• INSTRUÇÕES
1. Reescreva de forma mais concisa o parágrafo da crónica do concerto dos Machine Head que começa por «Robb Flynn continua a ser», preservando os factos essenciais.
2. Prolongue a crónica do concerto dos Machine Head no LAV a partir da última frase apresentada, mantendo o mesmo registo.

### EXCERTO SELECIONADO ###

Há noites em que o metal deixa de ser apenas música para se tornar uma experiência física, quase religiosa. Na passada terça-feira, o LAV – Lisboa ao Vivo transformou-se numa catedral de distorção e suor quando Robb Flynn e os seus Machine Head subiram ao palco para mais uma paragem da aclamada Slaughter the Martyr Tour.
Uma organização impecável da Serene Prophecy.

 

A expectativa era palpável. Com o recinto praticamente esgotado, o público lisboeta, numa mistura geracional de “metaleiros” da velha guarda e sangue novo, começou a entoar o clássico grito de guerra “Machine Fking Head” muito antes de as luzes se apagarem. Quando a intro ecoou, a densidade do ar no LAV parecia ter duplicado.

O arranque foi um murro no estômago. Sem grandes rodeios, a banda lançou-se aos novos hinos de Of Kingdom and Crown, mas foi com os clássicos que o LAV quase veio abaixo.

A transição entre a brutalidade de “Imperium” e a melodia épica de “Now We Die” mostrou uma banda no auge das suas capacidades técnicas. Robb Flynn, o carismático mestre de cerimónias, não descansou enquanto não viu o centro da sala transformar-se num turbilhão humano. “Lisboa, quero ver-vos a perder a cabeça!”, gritou, antes de disparar os primeiros acordes.

Robb Flynn continua a ser um dos frontmen mais magnéticos do género. A sua voz oscila entre o rugido gutural e a vulnerabilidade melódica com uma facilidade desconcertante. Mas não estava sozinho; a coesão da atual formação é assustadora. Os solos de guitarra foram executados com uma precisão cirúrgica, enquanto a secção rítmica funcionava como uma máquina de demolição rítmica, fazendo vibrar as estruturas metálicas do Lisboa ao Vivo.

### INFORMAÇÃO EXTRAÍDA ###

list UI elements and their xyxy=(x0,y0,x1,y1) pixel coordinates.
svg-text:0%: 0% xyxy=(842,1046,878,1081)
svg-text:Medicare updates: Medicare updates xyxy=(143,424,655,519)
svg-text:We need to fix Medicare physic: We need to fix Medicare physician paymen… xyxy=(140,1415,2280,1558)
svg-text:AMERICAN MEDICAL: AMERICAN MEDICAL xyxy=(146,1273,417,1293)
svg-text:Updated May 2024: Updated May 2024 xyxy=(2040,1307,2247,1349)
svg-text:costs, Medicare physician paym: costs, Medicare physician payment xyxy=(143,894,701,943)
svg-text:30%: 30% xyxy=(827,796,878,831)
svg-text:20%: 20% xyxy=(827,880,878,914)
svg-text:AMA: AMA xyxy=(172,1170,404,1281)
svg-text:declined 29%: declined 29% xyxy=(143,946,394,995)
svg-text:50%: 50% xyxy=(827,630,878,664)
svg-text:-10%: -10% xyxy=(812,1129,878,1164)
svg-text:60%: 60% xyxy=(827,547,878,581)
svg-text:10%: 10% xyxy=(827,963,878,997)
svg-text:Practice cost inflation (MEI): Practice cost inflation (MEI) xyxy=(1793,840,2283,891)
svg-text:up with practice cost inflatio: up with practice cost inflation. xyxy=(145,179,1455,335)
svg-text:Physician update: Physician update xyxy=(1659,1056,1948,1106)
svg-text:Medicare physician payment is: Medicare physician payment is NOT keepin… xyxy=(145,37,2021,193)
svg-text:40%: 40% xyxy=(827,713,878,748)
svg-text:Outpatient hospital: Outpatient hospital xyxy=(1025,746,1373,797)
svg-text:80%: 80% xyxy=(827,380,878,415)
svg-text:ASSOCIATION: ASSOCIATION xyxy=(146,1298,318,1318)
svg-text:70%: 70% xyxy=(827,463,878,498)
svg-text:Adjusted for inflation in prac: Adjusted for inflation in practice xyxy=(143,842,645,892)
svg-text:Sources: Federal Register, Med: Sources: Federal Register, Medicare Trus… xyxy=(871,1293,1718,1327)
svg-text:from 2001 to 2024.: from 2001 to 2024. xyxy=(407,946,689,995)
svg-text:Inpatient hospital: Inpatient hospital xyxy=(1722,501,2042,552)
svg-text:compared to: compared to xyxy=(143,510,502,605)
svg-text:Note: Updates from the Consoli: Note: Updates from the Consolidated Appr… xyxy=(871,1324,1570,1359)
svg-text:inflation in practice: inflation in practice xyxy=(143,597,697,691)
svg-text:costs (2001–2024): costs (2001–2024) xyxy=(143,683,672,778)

###

• RESULTADOS DAS TAREFAS
1. Robb Flynn mantém-se como um dos frontmen mais magnéticos do género, alternando com desconcertante facilidade entre o rugido gutural e a vulnerabilidade melódica. A atual formação revelou uma coesão impressionante. Os solos de guitarra tiveram precisão cirúrgica, e a secção rítmica, qual máquina de demolição, fez vibrar as estruturas metálicas do Lisboa ao Vivo.

2.
O final do concerto foi reservado para a “santíssima trindade” da discografia da banda:

“Locust”: Com a sua atmosfera opressiva e solos técnicos.

“Davidian”: O hino imortal. O grito “Let freedom ring with a shotgun blast!” foi cantado a plenos pulmões por cada alma presente, num momento de comunhão absoluta.

“Halo”: O encerramento épico, com confetes e uma ovação de pé (ou de punho erguido) que pareceu durar uma eternidade.

“Viemos aqui para celebrar o metal, e Lisboa nunca nos falha,” confessou Flynn, visivel e genuinamente grato, antes de abandonar o palco.

Os Machine Head provaram, uma vez mais, porque são sobreviventes e líderes do género. Não foi apenas um concerto; foi uma demonstração de força, resiliência e paixão. Quem esteve no LAV naquela noite saiu com os ouvidos a zumbir, mas com a alma cheia.